GOAL OF THE EXERCISE: Repeat the records exactly. Every line must match.

DATASET CONTENT:
<<<<
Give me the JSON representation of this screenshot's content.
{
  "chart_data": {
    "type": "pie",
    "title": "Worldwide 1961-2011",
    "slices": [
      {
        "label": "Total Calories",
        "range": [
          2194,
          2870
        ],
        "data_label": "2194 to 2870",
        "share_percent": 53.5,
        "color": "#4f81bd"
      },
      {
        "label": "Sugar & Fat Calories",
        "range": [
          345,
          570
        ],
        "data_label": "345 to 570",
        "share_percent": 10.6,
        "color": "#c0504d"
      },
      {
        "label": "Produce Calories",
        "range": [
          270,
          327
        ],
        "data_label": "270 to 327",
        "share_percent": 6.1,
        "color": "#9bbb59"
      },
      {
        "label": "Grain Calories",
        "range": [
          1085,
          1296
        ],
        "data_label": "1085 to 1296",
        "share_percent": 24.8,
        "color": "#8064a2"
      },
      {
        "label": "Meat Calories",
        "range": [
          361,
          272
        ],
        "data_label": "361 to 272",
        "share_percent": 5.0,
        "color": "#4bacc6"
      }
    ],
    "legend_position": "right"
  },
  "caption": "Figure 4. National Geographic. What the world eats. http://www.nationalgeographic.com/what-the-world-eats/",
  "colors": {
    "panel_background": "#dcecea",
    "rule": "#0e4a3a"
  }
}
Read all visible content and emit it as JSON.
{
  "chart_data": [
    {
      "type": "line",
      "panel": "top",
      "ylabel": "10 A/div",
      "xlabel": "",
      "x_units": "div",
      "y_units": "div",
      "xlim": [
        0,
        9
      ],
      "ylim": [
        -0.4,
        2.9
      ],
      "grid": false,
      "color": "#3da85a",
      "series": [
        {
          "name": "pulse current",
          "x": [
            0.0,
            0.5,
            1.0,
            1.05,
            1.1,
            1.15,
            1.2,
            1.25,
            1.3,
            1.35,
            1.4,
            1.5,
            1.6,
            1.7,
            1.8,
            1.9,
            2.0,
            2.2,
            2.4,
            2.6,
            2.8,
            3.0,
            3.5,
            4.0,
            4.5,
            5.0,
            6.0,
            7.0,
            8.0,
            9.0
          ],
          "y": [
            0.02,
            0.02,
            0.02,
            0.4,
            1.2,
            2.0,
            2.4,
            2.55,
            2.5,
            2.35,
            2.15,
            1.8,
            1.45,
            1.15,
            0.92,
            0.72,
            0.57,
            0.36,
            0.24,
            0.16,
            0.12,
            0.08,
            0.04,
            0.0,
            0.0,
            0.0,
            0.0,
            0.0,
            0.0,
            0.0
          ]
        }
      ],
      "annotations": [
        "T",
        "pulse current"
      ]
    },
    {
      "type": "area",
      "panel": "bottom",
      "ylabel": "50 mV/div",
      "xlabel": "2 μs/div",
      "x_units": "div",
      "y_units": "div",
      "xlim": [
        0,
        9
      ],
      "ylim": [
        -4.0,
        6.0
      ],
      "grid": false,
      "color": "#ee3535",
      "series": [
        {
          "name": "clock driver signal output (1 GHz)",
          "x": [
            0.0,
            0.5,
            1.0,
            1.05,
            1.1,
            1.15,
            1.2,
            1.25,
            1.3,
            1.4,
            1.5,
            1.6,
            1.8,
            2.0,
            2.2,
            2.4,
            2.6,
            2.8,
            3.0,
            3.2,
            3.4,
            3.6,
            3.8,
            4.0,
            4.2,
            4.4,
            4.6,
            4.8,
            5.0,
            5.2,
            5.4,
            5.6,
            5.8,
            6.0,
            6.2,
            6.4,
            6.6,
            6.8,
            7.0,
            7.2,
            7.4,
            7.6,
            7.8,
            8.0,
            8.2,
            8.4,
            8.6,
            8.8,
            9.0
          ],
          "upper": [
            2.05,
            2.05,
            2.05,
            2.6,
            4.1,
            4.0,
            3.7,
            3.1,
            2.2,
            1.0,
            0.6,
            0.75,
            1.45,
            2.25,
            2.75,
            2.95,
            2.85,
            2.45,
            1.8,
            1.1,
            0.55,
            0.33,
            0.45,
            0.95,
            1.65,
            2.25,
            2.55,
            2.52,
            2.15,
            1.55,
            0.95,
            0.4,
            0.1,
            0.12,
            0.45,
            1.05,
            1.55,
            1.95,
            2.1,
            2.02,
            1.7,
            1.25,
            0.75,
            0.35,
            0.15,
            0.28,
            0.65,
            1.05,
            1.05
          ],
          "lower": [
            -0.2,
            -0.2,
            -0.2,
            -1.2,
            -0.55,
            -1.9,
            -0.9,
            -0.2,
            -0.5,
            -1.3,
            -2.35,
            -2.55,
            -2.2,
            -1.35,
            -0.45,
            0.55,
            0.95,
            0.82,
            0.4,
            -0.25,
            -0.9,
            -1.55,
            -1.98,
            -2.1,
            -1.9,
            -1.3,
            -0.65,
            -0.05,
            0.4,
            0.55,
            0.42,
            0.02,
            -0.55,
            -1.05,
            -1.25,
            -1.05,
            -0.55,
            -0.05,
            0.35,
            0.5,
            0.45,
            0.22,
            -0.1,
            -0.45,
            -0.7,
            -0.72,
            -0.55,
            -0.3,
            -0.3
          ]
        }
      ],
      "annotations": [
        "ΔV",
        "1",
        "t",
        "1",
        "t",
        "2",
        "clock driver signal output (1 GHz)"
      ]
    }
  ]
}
>>>>
EXERCISE SOLUTION:
Give me the JSON representation of this screenshot's content.
{
  "chart_data": {
    "type": "pie",
    "title": "Worldwide 1961-2011",
    "slices": [
      {
        "label": "Total Calories",
        "range": [
          2194,
          2870
        ],
        "data_label": "2194 to 2870",
        "share_percent": 53.5,
        "color": "#4f81bd"
      },
      {
        "label": "Sugar & Fat Calories",
        "range": [
          345,
          570
        ],
        "data_label": "345 to 570",
        "share_percent": 10.6,
        "color": "#c0504d"
      },
      {
        "label": "Produce Calories",
        "range": [
          270,
          327
        ],
        "data_label": "270 to 327",
        "share_percent": 6.1,
        "color": "#9bbb59"
      },
      {
        "label": "Grain Calories",
        "range": [
          1085,
          1296
        ],
        "data_label": "1085 to 1296",
        "share_percent": 24.8,
        "color": "#8064a2"
      },
      {
        "label": "Meat Calories",
        "range": [
          361,
          272
        ],
        "data_label": "361 to 272",
        "share_percent": 5.0,
        "color": "#4bacc6"
      }
    ],
    "legend_position": "right"
  },
  "caption": "Figure 4. National Geographic. What the world eats. http://www.nationalgeographic.com/what-the-world-eats/",
  "colors": {
    "panel_background": "#dcecea",
    "rule": "#0e4a3a"
  }
}
Read all visible content and emit it as JSON.
{
  "chart_data": [
    {
      "type": "line",
      "panel": "top",
      "ylabel": "10 A/div",
      "xlabel": "",
      "x_units": "div",
      "y_units": "div",
      "xlim": [
        0,
        9
      ],
      "ylim": [
        -0.4,
        2.9
      ],
      "grid": false,
      "color": "#3da85a",
      "series": [
        {
          "name": "pulse current",
          "x": [
            0.0,
            0.5,
            1.0,
            1.05,
            1.1,
            1.15,
            1.2,
            1.25,
            1.3,
            1.35,
            1.4,
            1.5,
            1.6,
            1.7,
            1.8,
            1.9,
            2.0,
            2.2,
            2.4,
            2.6,
            2.8,
            3.0,
            3.5,
            4.0,
            4.5,
            5.0,
            6.0,
            7.0,
            8.0,
            9.0
          ],
          "y": [
            0.02,
            0.02,
            0.02,
            0.4,
            1.2,
            2.0,
            2.4,
            2.55,
            2.5,
            2.35,
            2.15,
            1.8,
            1.45,
            1.15,
            0.92,
            0.72,
            0.57,
            0.36,
            0.24,
            0.16,
            0.12,
            0.08,
            0.04,
            0.0,
            0.0,
            0.0,
            0.0,
            0.0,
            0.0,
            0.0
          ]
        }
      ],
      "annotations": [
        "T",
        "pulse current"
      ]
    },
    {
      "type": "area",
      "panel": "bottom",
      "ylabel": "50 mV/div",
      "xlabel": "2 μs/div",
      "x_units": "div",
      "y_units": "div",
      "xlim": [
        0,
        9
      ],
      "ylim": [
        -4.0,
        6.0
      ],
      "grid": false,
      "color": "#ee3535",
      "series": [
        {
          "name": "clock driver signal output (1 GHz)",
          "x": [
            0.0,
            0.5,
            1.0,
            1.05,
            1.1,
            1.15,
            1.2,
            1.25,
            1.3,
            1.4,
            1.5,
            1.6,
            1.8,
            2.0,
            2.2,
            2.4,
            2.6,
            2.8,
            3.0,
            3.2,
            3.4,
            3.6,
            3.8,
            4.0,
            4.2,
            4.4,
            4.6,
            4.8,
            5.0,
            5.2,
            5.4,
            5.6,
            5.8,
            6.0,
            6.2,
            6.4,
            6.6,
            6.8,
            7.0,
            7.2,
            7.4,
            7.6,
            7.8,
            8.0,
            8.2,
            8.4,
            8.6,
            8.8,
            9.0
          ],
          "upper": [
            2.05,
            2.05,
            2.05,
            2.6,
            4.1,
            4.0,
            3.7,
            3.1,
            2.2,
            1.0,
            0.6,
            0.75,
            1.45,
            2.25,
            2.75,
            2.95,
            2.85,
            2.45,
            1.8,
            1.1,
            0.55,
            0.33,
            0.45,
            0.95,
            1.65,
            2.25,
            2.55,
            2.52,
            2.15,
            1.55,
            0.95,
            0.4,
            0.1,
            0.12,
            0.45,
            1.05,
            1.55,
            1.95,
            2.1,
            2.02,
            1.7,
            1.25,
            0.75,
            0.35,
            0.15,
            0.28,
            0.65,
            1.05,
            1.05
          ],
          "lower": [
            -0.2,
            -0.2,
            -0.2,
            -1.2,
            -0.55,
            -1.9,
            -0.9,
            -0.2,
            -0.5,
            -1.3,
            -2.35,
            -2.55,
            -2.2,
            -1.35,
            -0.45,
            0.55,
            0.95,
            0.82,
            0.4,
            -0.25,
            -0.9,
            -1.55,
            -1.98,
            -2.1,
            -1.9,
            -1.3,
            -0.65,
            -0.05,
            0.4,
            0.55,
            0.42,
            0.02,
            -0.55,
            -1.05,
            -1.25,
            -1.05,
            -0.55,
            -0.05,
            0.35,
            0.5,
            0.45,
            0.22,
            -0.1,
            -0.45,
            -0.7,
            -0.72,
            -0.55,
            -0.3,
            -0.3
          ]
        }
      ],
      "annotations": [
        "ΔV",
        "1",
        "t",
        "1",
        "t",
        "2",
        "clock driver signal output (1 GHz)"
      ]
    }
  ]
}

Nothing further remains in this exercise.